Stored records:
⟨

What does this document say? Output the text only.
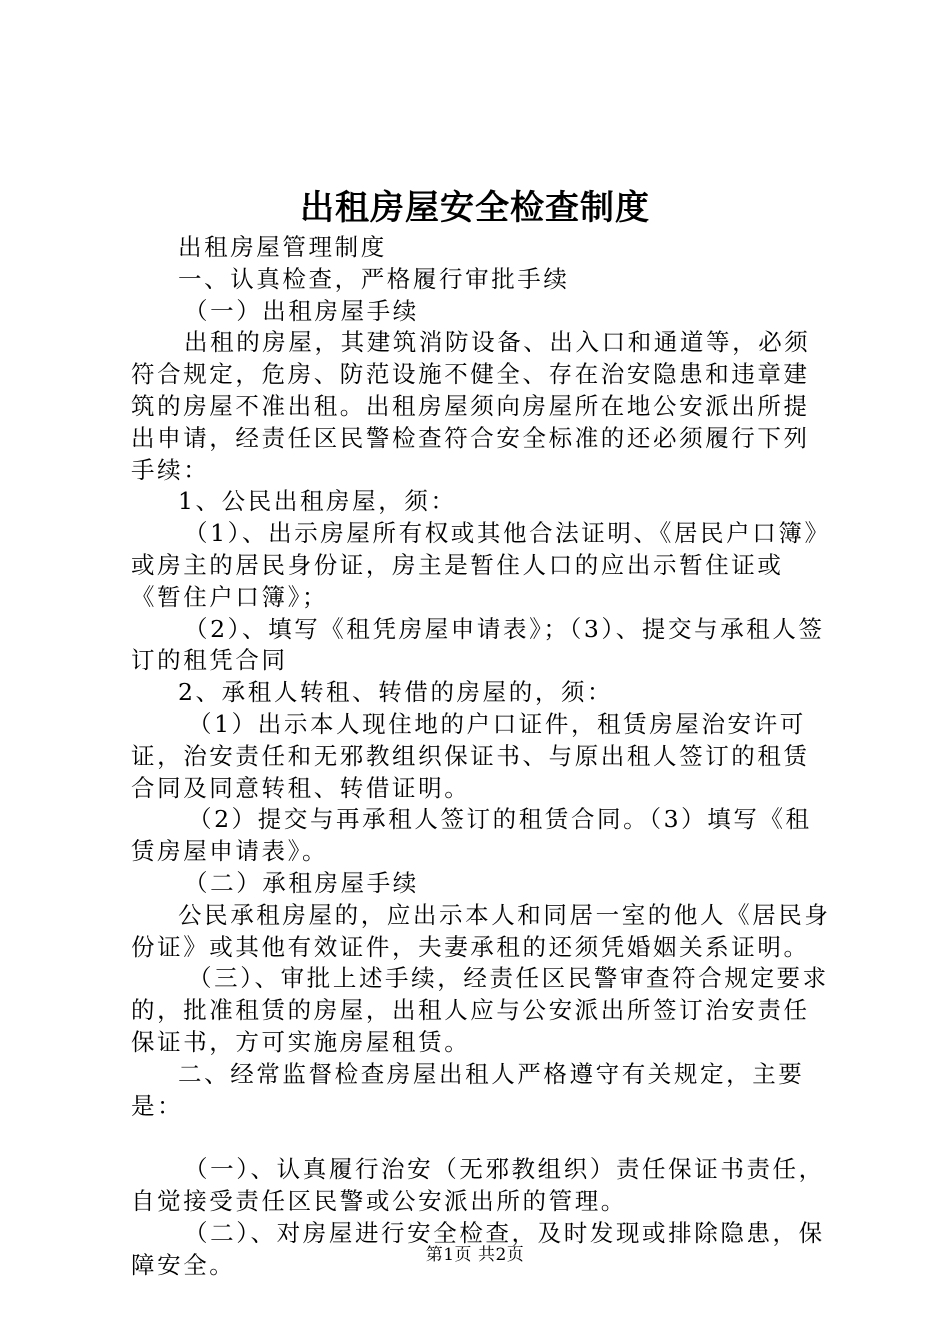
出租房屋安全检查制度

出租房屋管理制度

一、认真检查，严格履行审批手续

（一）出租房屋手续

出租的房屋，其建筑消防设备、出入口和通道等，必须符合规定，危房、防范设施不健全、存在治安隐患和违章建筑的房屋不准出租。出租房屋须向房屋所在地公安派出所提出申请，经责任区民警检查符合安全标准的还必须履行下列手续：

1、公民出租房屋，须：

（1）、出示房屋所有权或其他合法证明、《居民户口簿》或房主的居民身份证，房主是暂住人口的应出示暂住证或《暂住户口簿》；

（2）、填写《租凭房屋申请表》；（3）、提交与承租人签订的租凭合同

2、承租人转租、转借的房屋的，须：

（1）出示本人现住地的户口证件，租赁房屋治安许可证，治安责任和无邪教组织保证书、与原出租人签订的租赁合同及同意转租、转借证明。

（2）提交与再承租人签订的租赁合同。（3）填写《租赁房屋申请表》。

（二）承租房屋手续

公民承租房屋的，应出示本人和同居一室的他人《居民身份证》或其他有效证件，夫妻承租的还须凭婚姻关系证明。

（三）、审批上述手续，经责任区民警审查符合规定要求的，批准租赁的房屋，出租人应与公安派出所签订治安责任保证书，方可实施房屋租赁。

二、经常监督检查房屋出租人严格遵守有关规定，主要是：

（一）、认真履行治安（无邪教组织）责任保证书责任，自觉接受责任区民警或公安派出所的管理。

（二）、对房屋进行安全检查，及时发现或排除隐患，保障安全。	第1页 共2页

⟩

▶ What the task asks
The material above holds pictures; copy everything else in it exactly.

▶ Result of this task
What does this document say? Output the text only.
出租房屋安全检查制度

出租房屋管理制度

一、认真检查，严格履行审批手续

（一）出租房屋手续

出租的房屋，其建筑消防设备、出入口和通道等，必须符合规定，危房、防范设施不健全、存在治安隐患和违章建筑的房屋不准出租。出租房屋须向房屋所在地公安派出所提出申请，经责任区民警检查符合安全标准的还必须履行下列手续：

1、公民出租房屋，须：

（1）、出示房屋所有权或其他合法证明、《居民户口簿》或房主的居民身份证，房主是暂住人口的应出示暂住证或《暂住户口簿》；

（2）、填写《租凭房屋申请表》；（3）、提交与承租人签订的租凭合同

2、承租人转租、转借的房屋的，须：

（1）出示本人现住地的户口证件，租赁房屋治安许可证，治安责任和无邪教组织保证书、与原出租人签订的租赁合同及同意转租、转借证明。

（2）提交与再承租人签订的租赁合同。（3）填写《租赁房屋申请表》。

（二）承租房屋手续

公民承租房屋的，应出示本人和同居一室的他人《居民身份证》或其他有效证件，夫妻承租的还须凭婚姻关系证明。

（三）、审批上述手续，经责任区民警审查符合规定要求的，批准租赁的房屋，出租人应与公安派出所签订治安责任保证书，方可实施房屋租赁。

二、经常监督检查房屋出租人严格遵守有关规定，主要是：

（一）、认真履行治安（无邪教组织）责任保证书责任，自觉接受责任区民警或公安派出所的管理。

（二）、对房屋进行安全检查，及时发现或排除隐患，保障安全。	第1页 共2页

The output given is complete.